• What to produce
Copy each line below in which the word "were" occurs.

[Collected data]
* begin *

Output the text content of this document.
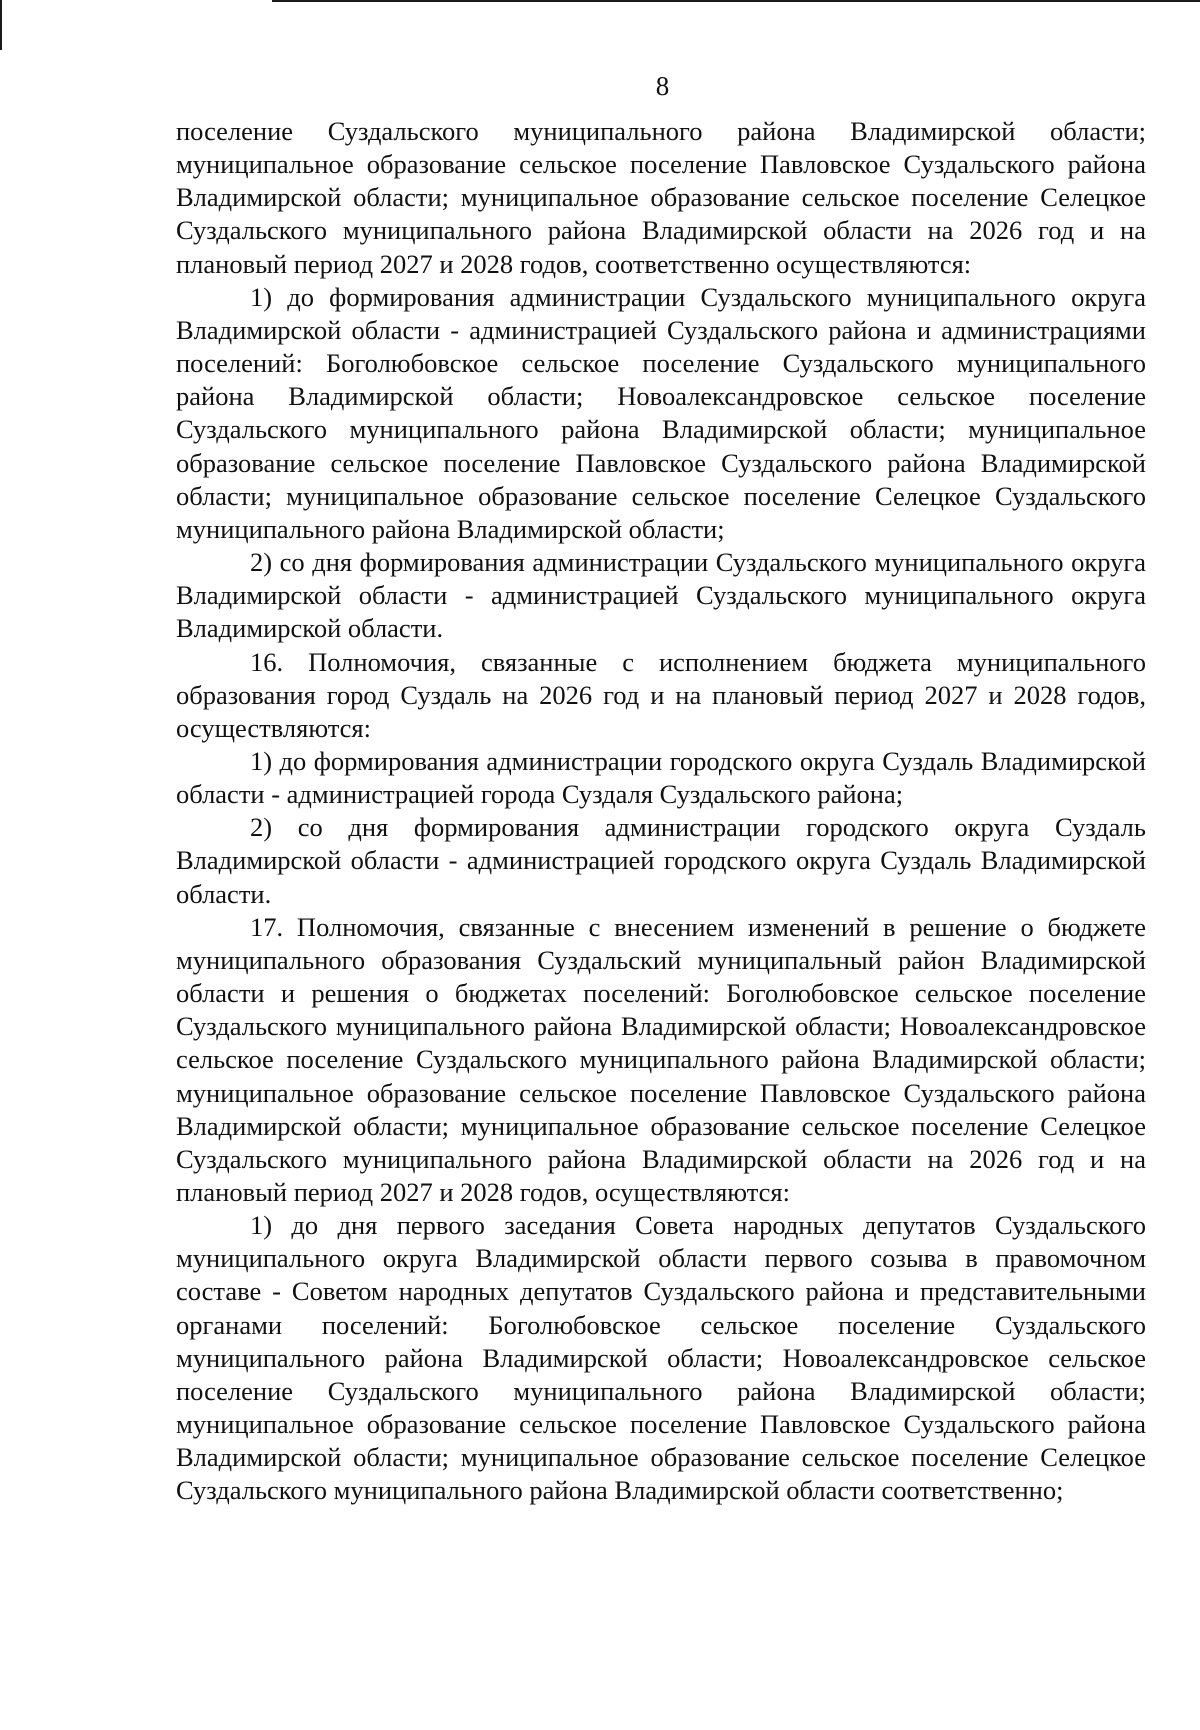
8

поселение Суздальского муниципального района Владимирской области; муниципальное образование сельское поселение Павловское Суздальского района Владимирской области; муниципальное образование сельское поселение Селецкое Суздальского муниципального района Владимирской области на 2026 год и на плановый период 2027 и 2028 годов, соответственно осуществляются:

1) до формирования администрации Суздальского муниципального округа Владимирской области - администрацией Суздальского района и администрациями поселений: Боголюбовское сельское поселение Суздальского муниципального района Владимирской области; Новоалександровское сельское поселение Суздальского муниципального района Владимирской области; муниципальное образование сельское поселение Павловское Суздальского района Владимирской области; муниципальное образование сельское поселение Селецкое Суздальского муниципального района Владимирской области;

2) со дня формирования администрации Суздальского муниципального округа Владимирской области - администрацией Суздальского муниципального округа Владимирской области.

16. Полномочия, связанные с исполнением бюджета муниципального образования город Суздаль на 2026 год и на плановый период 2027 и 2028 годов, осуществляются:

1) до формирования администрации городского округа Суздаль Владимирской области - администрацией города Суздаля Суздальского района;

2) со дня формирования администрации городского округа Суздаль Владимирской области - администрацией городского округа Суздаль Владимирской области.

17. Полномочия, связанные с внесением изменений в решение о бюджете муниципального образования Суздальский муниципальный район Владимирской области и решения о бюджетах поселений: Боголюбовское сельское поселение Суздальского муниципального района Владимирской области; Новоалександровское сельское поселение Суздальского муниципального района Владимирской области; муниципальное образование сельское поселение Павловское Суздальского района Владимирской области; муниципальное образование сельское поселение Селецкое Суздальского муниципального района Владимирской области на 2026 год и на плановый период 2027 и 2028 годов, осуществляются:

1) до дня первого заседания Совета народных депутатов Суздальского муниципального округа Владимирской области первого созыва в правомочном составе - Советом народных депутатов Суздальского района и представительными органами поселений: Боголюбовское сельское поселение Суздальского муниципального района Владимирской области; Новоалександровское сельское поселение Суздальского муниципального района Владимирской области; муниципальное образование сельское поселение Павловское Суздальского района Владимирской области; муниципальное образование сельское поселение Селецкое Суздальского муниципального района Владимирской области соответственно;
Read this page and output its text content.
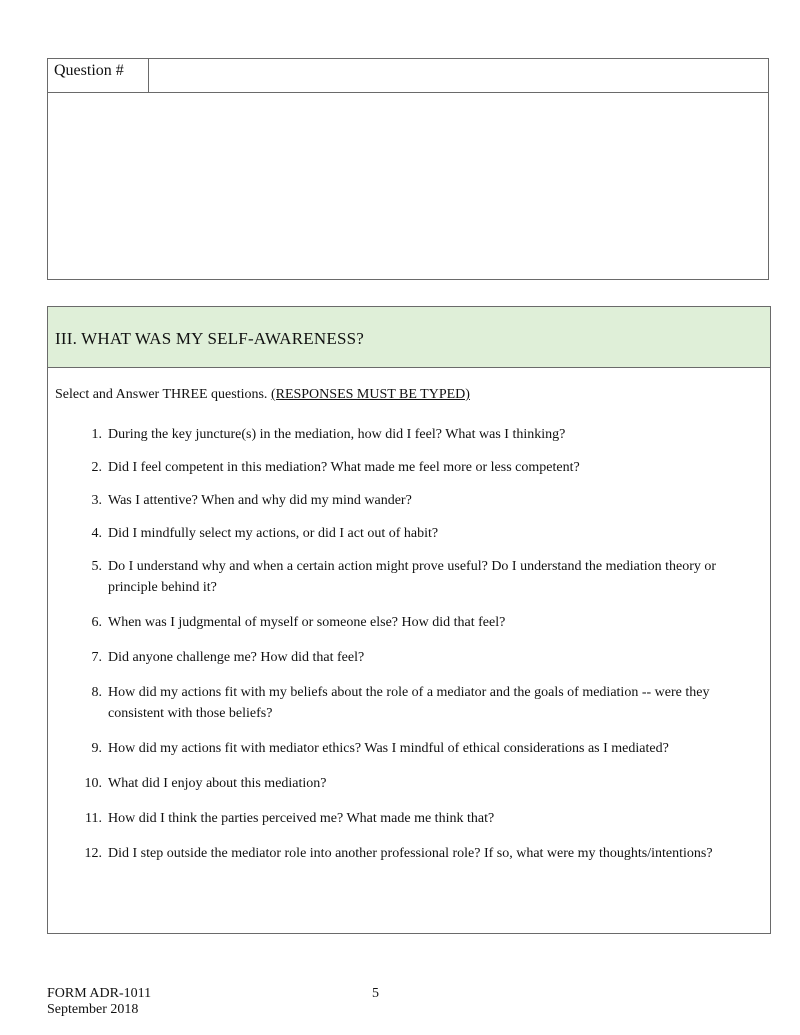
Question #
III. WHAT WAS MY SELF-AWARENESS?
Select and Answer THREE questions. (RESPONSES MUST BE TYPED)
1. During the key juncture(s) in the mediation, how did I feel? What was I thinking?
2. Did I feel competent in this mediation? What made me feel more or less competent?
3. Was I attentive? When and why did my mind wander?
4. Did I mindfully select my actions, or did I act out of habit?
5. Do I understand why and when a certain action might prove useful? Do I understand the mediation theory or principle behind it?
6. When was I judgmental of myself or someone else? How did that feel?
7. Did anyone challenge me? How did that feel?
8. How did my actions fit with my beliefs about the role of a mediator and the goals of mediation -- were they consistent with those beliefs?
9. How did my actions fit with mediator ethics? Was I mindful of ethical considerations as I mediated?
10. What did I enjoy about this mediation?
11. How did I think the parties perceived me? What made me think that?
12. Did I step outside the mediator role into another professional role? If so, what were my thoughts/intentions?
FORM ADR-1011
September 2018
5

* end *

• Reply
8. How did my actions fit with my beliefs about the role of a mediator and the goals of mediation -- were they consistent with those beliefs?
12. Did I step outside the mediator role into another professional role? If so, what were my thoughts/intentions?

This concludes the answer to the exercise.